◆ TRECHO DO DOCUMENTO
Brasil

Aumentos de juros do BCE podem demorar mais do que o normal para fazer efeito, diz Schnabel

FRANKFURT (Reuters) – Os aumentos das taxas de juros do Banco Central Europeu podem levar mais tempo do que o normal para fazer efeito na economia real e seu impacto pode ser mais suave do que o normal, disse Isabel Schnabel, membro da diretoria do BCE, em entrevista a um jornal.

O BCE elevou os custos dos empréstimos em um total de 3,75 pontos percentuais no último ano buscando controlar a inflação, e investidores esperam outras duas pequenas elevações, já que o aumento dos preços ao consumidor ainda pode levar anos para cair para 2%.

“Dada a atual escassez de trabalhadores, podemos esperar que a transmissão da política monetária seja mais fraca do que o normal”, disse ela ao jornal belga De Tijd, em artigo publicado nesta quarta-feira.

Schnabel acrescentou que os empréstimos com taxas de prazo fixo também se tornaram mais predominantes e, portanto, pode levar mais tempo do que antes para ver o impacto da política monetária mais apertada, já que os termos do empréstimo são reavaliados ao longo de vários anos.

◆ DADOS PARA ANÁLISE

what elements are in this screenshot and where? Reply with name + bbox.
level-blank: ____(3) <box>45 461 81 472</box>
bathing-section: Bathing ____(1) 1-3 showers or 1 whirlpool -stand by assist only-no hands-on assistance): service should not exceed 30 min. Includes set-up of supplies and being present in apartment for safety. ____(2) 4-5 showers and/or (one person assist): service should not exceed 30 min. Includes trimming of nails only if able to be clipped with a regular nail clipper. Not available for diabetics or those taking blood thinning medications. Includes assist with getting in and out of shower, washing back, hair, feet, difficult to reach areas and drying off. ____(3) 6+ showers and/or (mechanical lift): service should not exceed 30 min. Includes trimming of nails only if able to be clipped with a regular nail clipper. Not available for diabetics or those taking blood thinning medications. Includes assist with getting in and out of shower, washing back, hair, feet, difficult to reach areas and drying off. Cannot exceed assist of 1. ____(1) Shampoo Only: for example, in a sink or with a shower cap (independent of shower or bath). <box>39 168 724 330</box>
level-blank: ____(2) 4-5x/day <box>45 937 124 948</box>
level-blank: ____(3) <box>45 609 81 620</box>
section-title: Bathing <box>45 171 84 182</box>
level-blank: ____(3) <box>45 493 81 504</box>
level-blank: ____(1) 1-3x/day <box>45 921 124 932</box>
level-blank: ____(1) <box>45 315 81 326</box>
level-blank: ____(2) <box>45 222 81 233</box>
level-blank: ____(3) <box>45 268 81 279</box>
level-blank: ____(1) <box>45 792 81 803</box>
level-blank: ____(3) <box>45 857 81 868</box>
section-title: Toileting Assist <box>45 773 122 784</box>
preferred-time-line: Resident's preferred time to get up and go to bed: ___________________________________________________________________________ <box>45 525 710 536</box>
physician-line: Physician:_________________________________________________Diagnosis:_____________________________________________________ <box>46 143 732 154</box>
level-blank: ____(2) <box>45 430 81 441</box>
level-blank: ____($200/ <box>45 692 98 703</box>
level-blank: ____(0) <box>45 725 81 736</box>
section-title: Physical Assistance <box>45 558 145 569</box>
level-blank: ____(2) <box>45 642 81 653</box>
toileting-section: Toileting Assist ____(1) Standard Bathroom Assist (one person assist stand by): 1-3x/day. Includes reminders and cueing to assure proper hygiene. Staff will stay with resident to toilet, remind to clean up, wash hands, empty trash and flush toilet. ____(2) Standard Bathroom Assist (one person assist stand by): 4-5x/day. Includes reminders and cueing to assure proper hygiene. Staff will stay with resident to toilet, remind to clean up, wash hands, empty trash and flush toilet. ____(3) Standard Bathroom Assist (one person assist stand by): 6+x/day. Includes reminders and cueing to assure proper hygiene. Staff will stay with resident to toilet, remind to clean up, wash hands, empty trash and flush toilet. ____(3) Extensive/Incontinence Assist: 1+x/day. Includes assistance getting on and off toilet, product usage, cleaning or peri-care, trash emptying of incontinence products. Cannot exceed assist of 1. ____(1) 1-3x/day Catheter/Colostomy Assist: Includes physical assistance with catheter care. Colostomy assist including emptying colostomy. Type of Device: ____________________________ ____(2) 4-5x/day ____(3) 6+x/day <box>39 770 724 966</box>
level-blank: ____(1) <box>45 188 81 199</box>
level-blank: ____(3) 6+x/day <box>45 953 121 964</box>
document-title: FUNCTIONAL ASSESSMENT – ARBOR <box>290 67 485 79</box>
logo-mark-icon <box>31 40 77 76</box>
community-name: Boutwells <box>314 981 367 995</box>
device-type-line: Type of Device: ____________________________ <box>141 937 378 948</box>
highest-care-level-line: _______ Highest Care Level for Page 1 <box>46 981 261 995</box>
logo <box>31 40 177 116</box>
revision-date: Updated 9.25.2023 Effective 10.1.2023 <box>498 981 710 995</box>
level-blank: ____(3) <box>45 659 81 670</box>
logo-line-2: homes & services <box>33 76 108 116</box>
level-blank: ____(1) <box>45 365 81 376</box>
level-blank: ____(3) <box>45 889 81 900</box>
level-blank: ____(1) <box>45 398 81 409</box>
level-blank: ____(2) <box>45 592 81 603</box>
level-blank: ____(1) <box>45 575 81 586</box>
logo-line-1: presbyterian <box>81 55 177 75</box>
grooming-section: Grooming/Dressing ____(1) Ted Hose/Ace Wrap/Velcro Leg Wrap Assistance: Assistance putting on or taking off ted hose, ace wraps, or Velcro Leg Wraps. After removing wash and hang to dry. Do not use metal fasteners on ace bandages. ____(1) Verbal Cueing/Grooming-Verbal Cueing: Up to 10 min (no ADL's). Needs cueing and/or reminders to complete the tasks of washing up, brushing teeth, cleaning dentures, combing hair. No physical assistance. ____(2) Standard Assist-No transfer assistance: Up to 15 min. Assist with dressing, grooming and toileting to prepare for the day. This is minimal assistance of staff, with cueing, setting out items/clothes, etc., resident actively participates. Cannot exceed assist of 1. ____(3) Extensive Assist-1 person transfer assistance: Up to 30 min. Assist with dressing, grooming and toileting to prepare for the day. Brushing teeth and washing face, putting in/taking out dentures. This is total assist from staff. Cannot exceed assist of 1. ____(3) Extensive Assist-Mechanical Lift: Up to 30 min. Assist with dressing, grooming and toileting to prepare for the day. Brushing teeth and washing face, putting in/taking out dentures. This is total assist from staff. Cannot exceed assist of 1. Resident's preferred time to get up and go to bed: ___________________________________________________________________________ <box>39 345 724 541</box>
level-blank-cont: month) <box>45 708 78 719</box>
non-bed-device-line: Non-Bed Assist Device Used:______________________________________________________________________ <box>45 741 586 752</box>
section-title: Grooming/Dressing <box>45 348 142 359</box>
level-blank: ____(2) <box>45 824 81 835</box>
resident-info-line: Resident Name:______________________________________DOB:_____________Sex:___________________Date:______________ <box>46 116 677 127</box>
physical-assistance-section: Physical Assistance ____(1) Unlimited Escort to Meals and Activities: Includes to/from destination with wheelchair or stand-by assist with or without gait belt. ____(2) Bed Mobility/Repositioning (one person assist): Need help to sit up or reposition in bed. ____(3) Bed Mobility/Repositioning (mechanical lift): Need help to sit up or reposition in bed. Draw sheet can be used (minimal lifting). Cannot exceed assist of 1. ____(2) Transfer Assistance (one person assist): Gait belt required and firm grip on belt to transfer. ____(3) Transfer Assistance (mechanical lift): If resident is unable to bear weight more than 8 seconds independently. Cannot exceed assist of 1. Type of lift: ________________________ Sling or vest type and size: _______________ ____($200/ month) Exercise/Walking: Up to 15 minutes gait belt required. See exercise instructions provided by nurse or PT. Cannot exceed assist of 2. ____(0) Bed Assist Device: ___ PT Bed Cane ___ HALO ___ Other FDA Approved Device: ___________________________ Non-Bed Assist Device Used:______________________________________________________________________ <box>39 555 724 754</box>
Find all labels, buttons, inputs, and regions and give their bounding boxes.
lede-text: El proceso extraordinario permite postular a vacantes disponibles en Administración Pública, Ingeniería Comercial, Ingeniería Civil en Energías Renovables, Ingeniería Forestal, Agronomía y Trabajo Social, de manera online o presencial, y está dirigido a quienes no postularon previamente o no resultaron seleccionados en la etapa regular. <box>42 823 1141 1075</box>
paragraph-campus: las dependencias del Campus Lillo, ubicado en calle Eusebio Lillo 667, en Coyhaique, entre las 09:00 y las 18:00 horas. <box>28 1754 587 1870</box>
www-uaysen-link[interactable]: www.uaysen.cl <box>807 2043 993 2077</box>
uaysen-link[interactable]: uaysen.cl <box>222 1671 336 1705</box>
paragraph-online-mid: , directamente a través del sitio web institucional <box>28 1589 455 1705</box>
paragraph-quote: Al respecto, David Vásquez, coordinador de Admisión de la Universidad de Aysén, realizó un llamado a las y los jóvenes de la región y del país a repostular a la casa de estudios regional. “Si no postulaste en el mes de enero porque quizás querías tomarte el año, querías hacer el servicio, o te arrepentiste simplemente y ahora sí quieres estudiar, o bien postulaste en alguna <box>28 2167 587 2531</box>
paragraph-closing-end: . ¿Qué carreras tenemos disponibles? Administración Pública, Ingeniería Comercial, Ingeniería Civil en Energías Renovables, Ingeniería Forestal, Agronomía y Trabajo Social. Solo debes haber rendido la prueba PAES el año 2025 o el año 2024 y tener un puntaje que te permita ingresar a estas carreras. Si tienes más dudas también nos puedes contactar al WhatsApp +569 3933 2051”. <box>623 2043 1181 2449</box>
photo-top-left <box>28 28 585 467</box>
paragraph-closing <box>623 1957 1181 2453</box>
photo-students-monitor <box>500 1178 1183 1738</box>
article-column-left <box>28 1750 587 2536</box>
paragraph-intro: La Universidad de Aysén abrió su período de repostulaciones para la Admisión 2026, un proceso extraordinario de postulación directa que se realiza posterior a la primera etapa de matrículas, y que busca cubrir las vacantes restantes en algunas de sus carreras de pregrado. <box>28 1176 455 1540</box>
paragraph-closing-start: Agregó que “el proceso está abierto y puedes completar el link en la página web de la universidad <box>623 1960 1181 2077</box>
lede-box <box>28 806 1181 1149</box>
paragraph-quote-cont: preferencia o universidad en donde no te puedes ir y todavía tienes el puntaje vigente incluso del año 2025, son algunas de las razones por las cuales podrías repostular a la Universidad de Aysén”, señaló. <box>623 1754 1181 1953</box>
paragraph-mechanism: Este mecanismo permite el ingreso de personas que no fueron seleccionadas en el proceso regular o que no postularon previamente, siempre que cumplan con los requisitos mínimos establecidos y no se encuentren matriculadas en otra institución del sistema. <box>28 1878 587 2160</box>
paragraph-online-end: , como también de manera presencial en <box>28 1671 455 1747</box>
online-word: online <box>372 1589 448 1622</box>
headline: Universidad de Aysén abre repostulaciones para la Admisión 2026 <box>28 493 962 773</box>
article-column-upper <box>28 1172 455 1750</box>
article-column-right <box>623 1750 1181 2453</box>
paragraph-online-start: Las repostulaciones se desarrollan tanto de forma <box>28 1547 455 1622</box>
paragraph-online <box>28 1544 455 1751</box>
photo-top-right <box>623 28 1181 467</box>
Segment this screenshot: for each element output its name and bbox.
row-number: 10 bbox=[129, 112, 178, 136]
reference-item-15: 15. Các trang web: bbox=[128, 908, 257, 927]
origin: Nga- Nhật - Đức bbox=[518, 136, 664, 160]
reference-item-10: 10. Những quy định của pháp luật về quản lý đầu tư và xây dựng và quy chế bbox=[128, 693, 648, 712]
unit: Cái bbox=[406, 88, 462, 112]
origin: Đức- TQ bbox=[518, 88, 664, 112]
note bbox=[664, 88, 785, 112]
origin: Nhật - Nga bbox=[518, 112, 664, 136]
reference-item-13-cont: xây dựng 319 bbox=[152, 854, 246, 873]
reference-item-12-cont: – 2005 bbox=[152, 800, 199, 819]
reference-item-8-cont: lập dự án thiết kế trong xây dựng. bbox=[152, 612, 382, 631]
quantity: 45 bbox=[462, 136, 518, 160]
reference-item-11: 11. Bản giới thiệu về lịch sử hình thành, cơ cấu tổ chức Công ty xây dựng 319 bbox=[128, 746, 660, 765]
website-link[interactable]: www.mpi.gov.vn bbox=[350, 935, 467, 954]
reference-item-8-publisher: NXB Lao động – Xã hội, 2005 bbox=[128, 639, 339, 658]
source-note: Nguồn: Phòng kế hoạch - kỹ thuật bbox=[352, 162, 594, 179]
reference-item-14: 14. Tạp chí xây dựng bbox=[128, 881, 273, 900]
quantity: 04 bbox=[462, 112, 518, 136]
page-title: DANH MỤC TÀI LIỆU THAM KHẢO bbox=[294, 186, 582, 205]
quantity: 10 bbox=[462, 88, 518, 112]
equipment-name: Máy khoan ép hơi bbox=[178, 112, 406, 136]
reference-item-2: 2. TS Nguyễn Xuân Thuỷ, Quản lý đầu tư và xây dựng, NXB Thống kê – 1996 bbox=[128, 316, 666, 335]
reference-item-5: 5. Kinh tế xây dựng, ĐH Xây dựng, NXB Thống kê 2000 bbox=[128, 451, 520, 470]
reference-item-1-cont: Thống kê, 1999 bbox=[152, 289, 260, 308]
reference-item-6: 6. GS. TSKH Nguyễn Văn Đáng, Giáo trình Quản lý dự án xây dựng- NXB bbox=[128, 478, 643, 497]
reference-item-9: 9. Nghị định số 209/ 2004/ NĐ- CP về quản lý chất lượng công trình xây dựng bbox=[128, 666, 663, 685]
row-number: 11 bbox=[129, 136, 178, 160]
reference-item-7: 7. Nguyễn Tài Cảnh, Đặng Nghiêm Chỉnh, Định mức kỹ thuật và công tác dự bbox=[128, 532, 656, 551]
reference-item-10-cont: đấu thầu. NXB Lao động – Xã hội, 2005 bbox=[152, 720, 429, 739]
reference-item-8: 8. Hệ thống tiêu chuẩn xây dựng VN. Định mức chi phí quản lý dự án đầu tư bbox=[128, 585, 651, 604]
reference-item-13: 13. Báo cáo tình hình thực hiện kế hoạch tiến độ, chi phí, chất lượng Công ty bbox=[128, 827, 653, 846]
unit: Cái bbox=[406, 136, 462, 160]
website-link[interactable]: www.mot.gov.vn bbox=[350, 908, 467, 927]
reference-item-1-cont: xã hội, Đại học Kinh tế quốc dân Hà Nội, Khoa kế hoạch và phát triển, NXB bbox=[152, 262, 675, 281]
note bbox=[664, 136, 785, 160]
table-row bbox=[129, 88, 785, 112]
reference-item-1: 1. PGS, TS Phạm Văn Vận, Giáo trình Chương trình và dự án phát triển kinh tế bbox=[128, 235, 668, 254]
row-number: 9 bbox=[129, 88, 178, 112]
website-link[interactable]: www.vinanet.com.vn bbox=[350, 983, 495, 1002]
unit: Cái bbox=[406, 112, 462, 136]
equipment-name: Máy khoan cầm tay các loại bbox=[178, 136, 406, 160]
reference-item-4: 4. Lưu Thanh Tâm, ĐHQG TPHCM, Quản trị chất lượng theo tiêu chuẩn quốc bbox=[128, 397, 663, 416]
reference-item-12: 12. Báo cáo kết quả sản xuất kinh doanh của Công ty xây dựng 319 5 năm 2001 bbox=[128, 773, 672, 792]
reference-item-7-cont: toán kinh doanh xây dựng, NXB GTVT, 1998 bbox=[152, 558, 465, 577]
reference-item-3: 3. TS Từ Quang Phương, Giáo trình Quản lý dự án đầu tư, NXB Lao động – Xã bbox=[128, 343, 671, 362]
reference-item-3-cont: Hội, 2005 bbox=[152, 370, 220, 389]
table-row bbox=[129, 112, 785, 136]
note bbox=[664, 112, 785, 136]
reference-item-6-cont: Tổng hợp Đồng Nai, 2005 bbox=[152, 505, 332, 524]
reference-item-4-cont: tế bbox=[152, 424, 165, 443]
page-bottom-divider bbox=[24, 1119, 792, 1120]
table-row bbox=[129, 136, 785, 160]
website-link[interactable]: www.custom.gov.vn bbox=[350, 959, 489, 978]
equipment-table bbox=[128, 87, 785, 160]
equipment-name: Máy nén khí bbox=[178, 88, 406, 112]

◆ SUA TAREFA
Dê a continuação da notícia sobre os juros do BCE, começando logo após a última frase apresentada. A listagem não tem nenhum papel aqui.

◆ RESPOSTA DO EXERCÍCIO
“Dada a alta incerteza sobre a persistência da inflação, os custos de fazer muito pouco continuam a ser maiores do que os custos de fazer demais”, disse Schnabel, chefe de operações de mercado do BCE.

Se a política monetária não fosse rígida o suficiente, a inflação ficaria enraizada e se tornaria mais caro combatê-la, acrescentou.

Schnabel minimizou a recente queda no núcleo da inflação, argumentando que mesmo um pico no indicador não seria “suficiente para declarar vitória”, pois ela busca evidências mais convincentes de que a alta dos preços cairá para 2% em tempo hábil.

Ela também minimizou o valor das próprias projeções do BCE, argumentando que estimativas pontuais são enganosas, já que esse tipo de precisão não é possível.

“Em vez de explicar constantemente a imprecisão das projeções, seria melhor para nossa credibilidade se as publicássemos com faixas de confiança”, disse ela. “A transparência fortalecerá nossa credibilidade, embora não negue que seja um desafio comunicar com clareza sobre esse tema.”